(Dataset items)
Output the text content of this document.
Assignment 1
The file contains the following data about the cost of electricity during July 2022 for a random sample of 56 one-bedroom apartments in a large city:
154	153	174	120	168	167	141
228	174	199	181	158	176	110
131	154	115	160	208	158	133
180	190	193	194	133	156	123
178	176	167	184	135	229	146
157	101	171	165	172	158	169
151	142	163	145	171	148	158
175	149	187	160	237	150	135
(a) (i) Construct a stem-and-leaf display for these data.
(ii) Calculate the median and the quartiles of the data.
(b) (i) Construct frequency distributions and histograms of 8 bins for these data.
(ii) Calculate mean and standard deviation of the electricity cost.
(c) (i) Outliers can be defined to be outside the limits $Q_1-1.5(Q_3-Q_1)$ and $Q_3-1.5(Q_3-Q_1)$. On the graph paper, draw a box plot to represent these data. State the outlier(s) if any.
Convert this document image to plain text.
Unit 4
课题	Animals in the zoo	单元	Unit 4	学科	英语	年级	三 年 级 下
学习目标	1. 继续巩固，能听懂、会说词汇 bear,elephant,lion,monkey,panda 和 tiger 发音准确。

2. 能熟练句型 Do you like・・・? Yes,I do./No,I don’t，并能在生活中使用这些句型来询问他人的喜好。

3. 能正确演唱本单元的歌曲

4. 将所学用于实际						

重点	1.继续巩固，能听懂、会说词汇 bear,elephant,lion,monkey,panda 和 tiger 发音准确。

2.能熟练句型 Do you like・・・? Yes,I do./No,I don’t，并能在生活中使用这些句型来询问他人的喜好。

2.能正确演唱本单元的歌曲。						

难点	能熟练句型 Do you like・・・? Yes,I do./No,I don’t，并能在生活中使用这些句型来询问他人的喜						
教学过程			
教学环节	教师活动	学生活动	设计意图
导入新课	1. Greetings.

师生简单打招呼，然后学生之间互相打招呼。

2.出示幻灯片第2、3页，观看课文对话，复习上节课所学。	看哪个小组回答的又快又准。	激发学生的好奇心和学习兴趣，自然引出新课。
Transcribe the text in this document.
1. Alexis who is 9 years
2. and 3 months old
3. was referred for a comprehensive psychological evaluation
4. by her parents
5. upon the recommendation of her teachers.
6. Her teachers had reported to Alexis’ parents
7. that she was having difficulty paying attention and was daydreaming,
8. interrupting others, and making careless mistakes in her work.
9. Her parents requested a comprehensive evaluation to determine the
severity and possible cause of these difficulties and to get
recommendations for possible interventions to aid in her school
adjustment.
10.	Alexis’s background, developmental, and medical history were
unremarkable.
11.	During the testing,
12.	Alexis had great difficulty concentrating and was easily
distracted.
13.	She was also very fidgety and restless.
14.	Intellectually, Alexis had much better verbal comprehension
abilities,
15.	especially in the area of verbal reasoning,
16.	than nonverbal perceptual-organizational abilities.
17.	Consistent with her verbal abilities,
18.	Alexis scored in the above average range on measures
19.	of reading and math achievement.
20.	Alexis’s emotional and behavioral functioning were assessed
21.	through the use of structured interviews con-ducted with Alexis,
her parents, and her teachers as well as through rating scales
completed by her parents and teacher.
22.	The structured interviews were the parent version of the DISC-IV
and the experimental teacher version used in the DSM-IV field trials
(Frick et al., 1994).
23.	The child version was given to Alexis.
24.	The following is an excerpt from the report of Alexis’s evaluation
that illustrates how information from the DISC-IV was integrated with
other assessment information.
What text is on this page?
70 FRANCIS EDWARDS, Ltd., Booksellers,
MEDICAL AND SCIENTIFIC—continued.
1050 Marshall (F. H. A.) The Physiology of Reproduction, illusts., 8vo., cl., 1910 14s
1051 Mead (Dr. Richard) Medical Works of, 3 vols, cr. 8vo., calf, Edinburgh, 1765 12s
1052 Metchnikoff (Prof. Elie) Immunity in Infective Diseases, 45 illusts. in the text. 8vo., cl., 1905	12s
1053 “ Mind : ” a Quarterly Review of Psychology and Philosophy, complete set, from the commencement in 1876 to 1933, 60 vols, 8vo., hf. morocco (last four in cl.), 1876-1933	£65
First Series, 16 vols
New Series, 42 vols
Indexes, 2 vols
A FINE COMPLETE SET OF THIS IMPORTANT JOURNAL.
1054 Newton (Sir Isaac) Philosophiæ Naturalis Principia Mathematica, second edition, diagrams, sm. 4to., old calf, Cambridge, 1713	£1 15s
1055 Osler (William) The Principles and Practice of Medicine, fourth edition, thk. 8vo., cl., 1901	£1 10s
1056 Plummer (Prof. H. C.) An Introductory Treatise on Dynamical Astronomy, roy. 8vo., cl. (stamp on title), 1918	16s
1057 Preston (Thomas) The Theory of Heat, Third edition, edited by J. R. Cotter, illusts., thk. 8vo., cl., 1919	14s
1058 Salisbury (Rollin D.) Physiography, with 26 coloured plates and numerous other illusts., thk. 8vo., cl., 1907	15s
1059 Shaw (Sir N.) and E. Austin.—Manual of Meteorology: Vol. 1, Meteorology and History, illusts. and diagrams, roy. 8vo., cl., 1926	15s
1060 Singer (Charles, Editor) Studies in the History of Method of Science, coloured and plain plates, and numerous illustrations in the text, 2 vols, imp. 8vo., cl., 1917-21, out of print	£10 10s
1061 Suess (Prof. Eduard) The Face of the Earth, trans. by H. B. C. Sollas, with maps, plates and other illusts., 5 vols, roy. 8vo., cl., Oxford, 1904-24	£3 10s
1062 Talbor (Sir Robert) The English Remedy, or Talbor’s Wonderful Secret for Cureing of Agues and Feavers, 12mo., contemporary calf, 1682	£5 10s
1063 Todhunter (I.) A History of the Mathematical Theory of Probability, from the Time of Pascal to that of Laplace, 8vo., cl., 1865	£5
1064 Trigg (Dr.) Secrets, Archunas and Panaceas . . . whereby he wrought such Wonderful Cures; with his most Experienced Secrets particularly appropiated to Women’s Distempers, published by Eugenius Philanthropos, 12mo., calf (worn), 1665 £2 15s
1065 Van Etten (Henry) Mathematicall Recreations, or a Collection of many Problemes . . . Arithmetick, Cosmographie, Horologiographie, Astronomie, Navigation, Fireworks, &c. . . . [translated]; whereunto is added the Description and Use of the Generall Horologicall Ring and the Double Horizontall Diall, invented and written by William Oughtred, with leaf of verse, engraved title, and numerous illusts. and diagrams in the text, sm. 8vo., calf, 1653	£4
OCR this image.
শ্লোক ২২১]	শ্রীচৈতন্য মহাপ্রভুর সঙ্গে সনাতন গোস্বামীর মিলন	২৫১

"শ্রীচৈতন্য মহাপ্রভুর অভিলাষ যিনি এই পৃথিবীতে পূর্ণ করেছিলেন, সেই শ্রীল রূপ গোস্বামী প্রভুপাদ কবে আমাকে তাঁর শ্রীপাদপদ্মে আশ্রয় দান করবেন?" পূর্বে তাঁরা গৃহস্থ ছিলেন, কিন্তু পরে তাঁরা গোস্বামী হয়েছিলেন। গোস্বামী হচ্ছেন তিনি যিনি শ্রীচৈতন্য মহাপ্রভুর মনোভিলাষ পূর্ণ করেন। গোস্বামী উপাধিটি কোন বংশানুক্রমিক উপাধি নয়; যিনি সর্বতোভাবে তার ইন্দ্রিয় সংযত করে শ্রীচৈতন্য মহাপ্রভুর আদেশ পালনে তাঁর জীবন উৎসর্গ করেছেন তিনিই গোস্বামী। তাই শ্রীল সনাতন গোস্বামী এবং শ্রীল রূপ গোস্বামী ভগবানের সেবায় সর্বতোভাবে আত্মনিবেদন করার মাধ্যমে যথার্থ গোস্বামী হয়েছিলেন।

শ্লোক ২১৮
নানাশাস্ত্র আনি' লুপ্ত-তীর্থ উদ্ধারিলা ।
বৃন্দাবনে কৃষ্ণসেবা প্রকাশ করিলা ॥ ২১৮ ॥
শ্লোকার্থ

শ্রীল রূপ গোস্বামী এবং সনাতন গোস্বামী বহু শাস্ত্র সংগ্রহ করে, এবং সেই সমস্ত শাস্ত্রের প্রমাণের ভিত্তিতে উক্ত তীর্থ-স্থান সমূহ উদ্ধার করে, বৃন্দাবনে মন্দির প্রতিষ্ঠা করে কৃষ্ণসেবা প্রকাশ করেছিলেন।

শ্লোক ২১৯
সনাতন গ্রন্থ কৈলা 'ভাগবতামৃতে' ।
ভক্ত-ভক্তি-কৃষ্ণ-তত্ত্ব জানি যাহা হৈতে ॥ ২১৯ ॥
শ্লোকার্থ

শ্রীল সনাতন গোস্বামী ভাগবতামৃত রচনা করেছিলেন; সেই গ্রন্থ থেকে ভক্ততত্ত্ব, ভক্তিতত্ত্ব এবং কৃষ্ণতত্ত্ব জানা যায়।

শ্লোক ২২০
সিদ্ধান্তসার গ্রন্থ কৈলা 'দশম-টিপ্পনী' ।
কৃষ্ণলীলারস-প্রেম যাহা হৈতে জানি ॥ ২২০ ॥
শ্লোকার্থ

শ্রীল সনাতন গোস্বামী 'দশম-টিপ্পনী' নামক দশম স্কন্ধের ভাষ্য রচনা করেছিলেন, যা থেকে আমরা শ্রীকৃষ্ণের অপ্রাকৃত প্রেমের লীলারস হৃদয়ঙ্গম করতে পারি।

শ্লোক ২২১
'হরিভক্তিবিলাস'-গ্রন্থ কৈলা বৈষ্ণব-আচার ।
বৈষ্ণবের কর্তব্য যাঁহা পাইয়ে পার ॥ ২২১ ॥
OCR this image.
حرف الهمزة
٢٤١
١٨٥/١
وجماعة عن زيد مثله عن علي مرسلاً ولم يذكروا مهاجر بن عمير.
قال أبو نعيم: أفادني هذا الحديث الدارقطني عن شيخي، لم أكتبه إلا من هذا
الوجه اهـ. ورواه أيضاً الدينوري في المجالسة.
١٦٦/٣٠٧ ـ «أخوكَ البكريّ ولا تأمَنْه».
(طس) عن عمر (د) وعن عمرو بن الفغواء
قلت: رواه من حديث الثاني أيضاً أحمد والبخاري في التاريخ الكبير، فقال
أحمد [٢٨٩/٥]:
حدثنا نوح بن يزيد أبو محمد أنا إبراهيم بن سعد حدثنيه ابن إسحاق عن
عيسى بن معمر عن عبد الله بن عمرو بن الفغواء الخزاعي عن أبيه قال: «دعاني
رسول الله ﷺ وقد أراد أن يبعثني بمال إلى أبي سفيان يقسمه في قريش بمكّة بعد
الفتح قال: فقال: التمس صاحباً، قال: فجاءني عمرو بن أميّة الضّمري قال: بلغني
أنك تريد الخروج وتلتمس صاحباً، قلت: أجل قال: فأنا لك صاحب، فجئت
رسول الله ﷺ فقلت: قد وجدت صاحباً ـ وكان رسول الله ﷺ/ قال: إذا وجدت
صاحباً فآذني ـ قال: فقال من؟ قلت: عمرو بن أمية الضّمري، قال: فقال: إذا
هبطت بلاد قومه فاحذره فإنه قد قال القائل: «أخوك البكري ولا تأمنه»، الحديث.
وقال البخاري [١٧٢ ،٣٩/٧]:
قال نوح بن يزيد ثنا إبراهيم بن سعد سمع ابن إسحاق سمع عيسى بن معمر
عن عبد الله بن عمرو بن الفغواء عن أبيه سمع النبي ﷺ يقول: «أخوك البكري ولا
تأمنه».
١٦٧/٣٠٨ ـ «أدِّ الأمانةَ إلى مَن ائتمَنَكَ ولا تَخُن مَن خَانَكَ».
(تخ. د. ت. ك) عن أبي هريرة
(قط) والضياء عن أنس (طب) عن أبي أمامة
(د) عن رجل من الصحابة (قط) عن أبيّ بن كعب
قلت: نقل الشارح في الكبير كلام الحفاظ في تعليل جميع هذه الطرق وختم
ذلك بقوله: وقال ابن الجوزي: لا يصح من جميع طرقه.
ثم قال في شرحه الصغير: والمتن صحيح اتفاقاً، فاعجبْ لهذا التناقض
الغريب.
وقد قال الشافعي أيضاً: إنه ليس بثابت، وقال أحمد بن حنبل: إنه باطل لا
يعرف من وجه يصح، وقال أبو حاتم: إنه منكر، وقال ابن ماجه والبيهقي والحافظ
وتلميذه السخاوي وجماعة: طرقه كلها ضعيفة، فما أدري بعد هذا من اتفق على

▶ WHAT TO WORK ON:
Show the lines of the material that contain the word "发音准确".

▶ FINAL RESULT:
学习目标	1. 继续巩固，能听懂、会说词汇 bear,elephant,lion,monkey,panda 和 tiger 发音准确。
重点	1.继续巩固，能听懂、会说词汇 bear,elephant,lion,monkey,panda 和 tiger 发音准确。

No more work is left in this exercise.